Extracted records
==========

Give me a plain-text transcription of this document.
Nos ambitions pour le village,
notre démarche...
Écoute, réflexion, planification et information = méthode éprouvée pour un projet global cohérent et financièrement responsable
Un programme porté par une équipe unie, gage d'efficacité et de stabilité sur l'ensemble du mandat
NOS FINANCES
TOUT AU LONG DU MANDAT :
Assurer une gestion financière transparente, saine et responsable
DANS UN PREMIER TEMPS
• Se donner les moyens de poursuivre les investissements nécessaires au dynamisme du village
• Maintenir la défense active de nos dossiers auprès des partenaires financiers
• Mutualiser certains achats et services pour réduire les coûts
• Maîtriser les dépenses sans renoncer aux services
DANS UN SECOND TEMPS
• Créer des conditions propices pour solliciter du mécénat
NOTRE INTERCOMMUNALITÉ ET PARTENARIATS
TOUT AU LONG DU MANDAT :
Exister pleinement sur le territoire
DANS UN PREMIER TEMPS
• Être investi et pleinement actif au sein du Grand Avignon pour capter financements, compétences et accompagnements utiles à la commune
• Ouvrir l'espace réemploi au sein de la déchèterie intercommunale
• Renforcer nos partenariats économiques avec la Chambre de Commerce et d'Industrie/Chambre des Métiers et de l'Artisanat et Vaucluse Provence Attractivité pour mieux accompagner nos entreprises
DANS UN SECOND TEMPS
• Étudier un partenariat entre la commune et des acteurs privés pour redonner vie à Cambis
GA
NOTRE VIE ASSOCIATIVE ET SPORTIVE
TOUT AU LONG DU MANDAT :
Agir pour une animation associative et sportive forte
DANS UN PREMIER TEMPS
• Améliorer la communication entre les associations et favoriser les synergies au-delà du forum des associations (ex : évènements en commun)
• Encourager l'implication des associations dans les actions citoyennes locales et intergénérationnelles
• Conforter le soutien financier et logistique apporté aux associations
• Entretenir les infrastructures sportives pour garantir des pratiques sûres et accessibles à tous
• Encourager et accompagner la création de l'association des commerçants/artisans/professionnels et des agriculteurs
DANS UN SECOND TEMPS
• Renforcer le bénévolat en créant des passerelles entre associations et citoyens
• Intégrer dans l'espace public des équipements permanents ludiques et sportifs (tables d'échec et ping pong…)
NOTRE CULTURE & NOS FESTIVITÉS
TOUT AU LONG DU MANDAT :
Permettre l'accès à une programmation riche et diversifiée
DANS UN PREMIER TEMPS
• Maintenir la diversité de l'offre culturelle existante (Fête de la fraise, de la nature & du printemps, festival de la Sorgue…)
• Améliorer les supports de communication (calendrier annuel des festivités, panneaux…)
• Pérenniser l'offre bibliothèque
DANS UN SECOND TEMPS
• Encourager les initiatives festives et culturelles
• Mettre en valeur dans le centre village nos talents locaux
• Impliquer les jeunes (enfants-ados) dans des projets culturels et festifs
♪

==========

**EXERCISE PROMPT**
Copy every line exactly. Leave nothing out.

**ANSWER TO THIS EXERCISE**
Give me a plain-text transcription of this document.
Nos ambitions pour le village,
notre démarche...
Écoute, réflexion, planification et information = méthode éprouvée pour un projet global cohérent et financièrement responsable
Un programme porté par une équipe unie, gage d'efficacité et de stabilité sur l'ensemble du mandat
NOS FINANCES
TOUT AU LONG DU MANDAT :
Assurer une gestion financière transparente, saine et responsable
DANS UN PREMIER TEMPS
• Se donner les moyens de poursuivre les investissements nécessaires au dynamisme du village
• Maintenir la défense active de nos dossiers auprès des partenaires financiers
• Mutualiser certains achats et services pour réduire les coûts
• Maîtriser les dépenses sans renoncer aux services
DANS UN SECOND TEMPS
• Créer des conditions propices pour solliciter du mécénat
NOTRE INTERCOMMUNALITÉ ET PARTENARIATS
TOUT AU LONG DU MANDAT :
Exister pleinement sur le territoire
DANS UN PREMIER TEMPS
• Être investi et pleinement actif au sein du Grand Avignon pour capter financements, compétences et accompagnements utiles à la commune
• Ouvrir l'espace réemploi au sein de la déchèterie intercommunale
• Renforcer nos partenariats économiques avec la Chambre de Commerce et d'Industrie/Chambre des Métiers et de l'Artisanat et Vaucluse Provence Attractivité pour mieux accompagner nos entreprises
DANS UN SECOND TEMPS
• Étudier un partenariat entre la commune et des acteurs privés pour redonner vie à Cambis
GA
NOTRE VIE ASSOCIATIVE ET SPORTIVE
TOUT AU LONG DU MANDAT :
Agir pour une animation associative et sportive forte
DANS UN PREMIER TEMPS
• Améliorer la communication entre les associations et favoriser les synergies au-delà du forum des associations (ex : évènements en commun)
• Encourager l'implication des associations dans les actions citoyennes locales et intergénérationnelles
• Conforter le soutien financier et logistique apporté aux associations
• Entretenir les infrastructures sportives pour garantir des pratiques sûres et accessibles à tous
• Encourager et accompagner la création de l'association des commerçants/artisans/professionnels et des agriculteurs
DANS UN SECOND TEMPS
• Renforcer le bénévolat en créant des passerelles entre associations et citoyens
• Intégrer dans l'espace public des équipements permanents ludiques et sportifs (tables d'échec et ping pong…)
NOTRE CULTURE & NOS FESTIVITÉS
TOUT AU LONG DU MANDAT :
Permettre l'accès à une programmation riche et diversifiée
DANS UN PREMIER TEMPS
• Maintenir la diversité de l'offre culturelle existante (Fête de la fraise, de la nature & du printemps, festival de la Sorgue…)
• Améliorer les supports de communication (calendrier annuel des festivités, panneaux…)
• Pérenniser l'offre bibliothèque
DANS UN SECOND TEMPS
• Encourager les initiatives festives et culturelles
• Mettre en valeur dans le centre village nos talents locaux
• Impliquer les jeunes (enfants-ados) dans des projets culturels et festifs
♪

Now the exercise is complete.